* _SELECTED EXCERPT_
⟨

Metadata-Version: 1.1
Name: pyre2
Version: 0.3
Summary: Python wrapper for Google's RE2 using Cython
Home-page: https://github.com/andreasvc/pyre2
Author: Michael Axiak, Alec Berryman, Israel Tsadok, Alex Willmer
Author-email: a.w.van.cranenburgh@rug.nl
License: New BSD License
Description: =====
        pyre2
        =====
        
        .. contents::
        
        Summary
        =======
        
        pyre2 is a Python extension that wraps
        `Google's RE2 regular expression library <https://github.com/google/re2>`_.
        The RE2 engine compiles (strictly) regular expressions to
        deterministic finite automata, which guarantees linear-time behavior.
        
        Intended as a drop-in replacement for ``re``. Unicode is supported by encoding
        to UTF-8, and bytes strings are treated as UTF-8 when the UNICODE flag is given.
        For best performance, work with UTF-8 encoded bytes strings.
        
        Backwards Compatibility
        =======================
        
        The stated goal of this module is to be a drop-in replacement for ``re``, i.e.::
        
            try:
                import re2 as re
            except ImportError:
                import re
        
        That being said, there are features of the ``re`` module that this module may
        never have; these will be handled through fallback to the original ``re`` module``:
        
            - lookahead assertions ``(?!...)``
            - backreferences (``\\n`` in search pattern)
            - \W and \S not supported inside character classes
        
        On the other hand, unicode character classes are supported (e.g., ``\p{Greek}``).
        Syntax reference: https://github.com/google/re2/wiki/Syntax
        
        However, there are times when you may want to be notified of a failover. The
        function ``set_fallback_notification`` determines the behavior in these cases::
        
            try:
                import re2 as re
            except ImportError:
                import re
            else:
                re.set_fallback_notification(re.FALLBACK_WARNING)
        
        ``set_fallback_notification`` takes three values:
        ``re.FALLBACK_QUIETLY`` (default), ``re.FALLBACK_WARNING`` (raise a warning),
        and ``re.FALLBACK_EXCEPTION`` (raise an exception).
        
        Installation
        ============
        
        Prerequisites:
        
        * The `re2 library from Google <https://github.com/google/re2>`_
        * The Python development headers (e.g. ``sudo apt-get install python-dev``)
        * A build environment with ``gcc`` or ``clang`` (e.g. ``sudo apt-get install build-essential``)
        * Cython 0.20+ (``pip install cython``)
        
        After the prerequisites are installed, install as follows (``pip3`` for python3)::
        
            $ pip install https://github.com/andreasvc/pyre2/archive/master.zip
        
        For development, get the source::
        
            $ git clone git://github.com/andreasvc/pyre2.git
            $ cd pyre2
            $ make install
        
        (or ``make install3`` for Python 3)

⟩

* _DO THIS_
In the pyre2 package description, which value of set_fallback_notification is the default?

* _SOURCE EXCERPT_
⟨

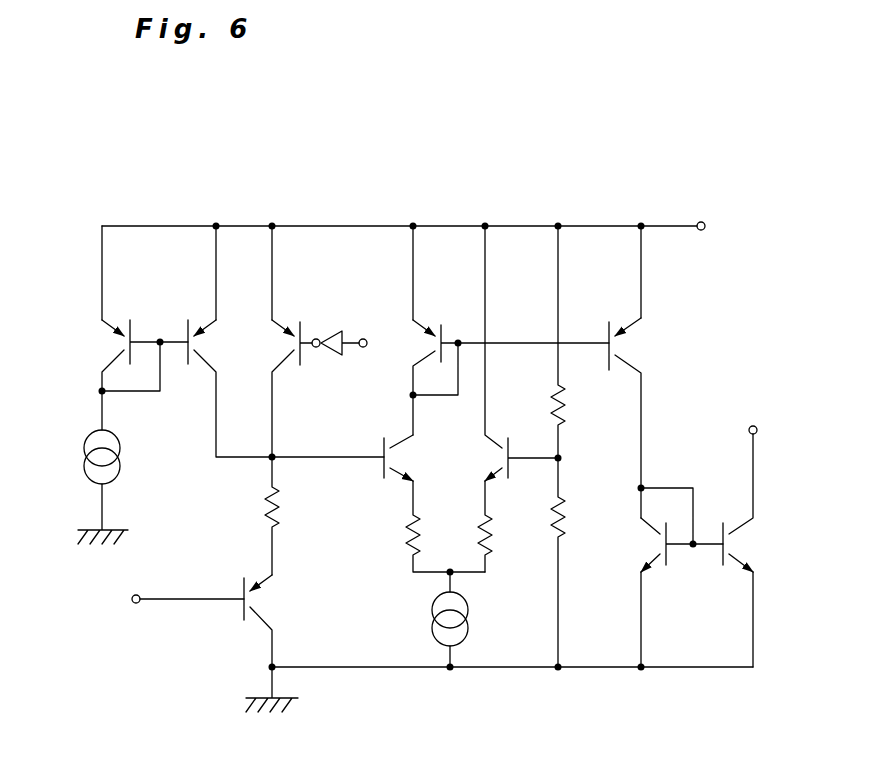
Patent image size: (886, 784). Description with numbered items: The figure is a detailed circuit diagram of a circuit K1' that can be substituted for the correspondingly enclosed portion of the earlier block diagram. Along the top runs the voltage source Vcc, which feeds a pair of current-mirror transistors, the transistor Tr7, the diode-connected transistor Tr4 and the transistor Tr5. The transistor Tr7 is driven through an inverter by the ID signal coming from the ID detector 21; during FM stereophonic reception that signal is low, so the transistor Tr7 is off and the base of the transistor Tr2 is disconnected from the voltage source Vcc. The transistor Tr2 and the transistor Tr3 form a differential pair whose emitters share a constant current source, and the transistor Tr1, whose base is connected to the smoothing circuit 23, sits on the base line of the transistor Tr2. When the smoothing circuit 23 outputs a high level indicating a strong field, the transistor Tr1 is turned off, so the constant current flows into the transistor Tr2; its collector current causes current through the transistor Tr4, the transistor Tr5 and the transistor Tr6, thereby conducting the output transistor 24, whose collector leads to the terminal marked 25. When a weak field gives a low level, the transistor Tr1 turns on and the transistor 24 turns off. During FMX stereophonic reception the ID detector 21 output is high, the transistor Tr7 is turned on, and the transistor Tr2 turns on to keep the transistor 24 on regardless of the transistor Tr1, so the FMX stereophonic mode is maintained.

⟩

* _EXERCISE RESPONSE_
re.FALLBACK_QUIETLY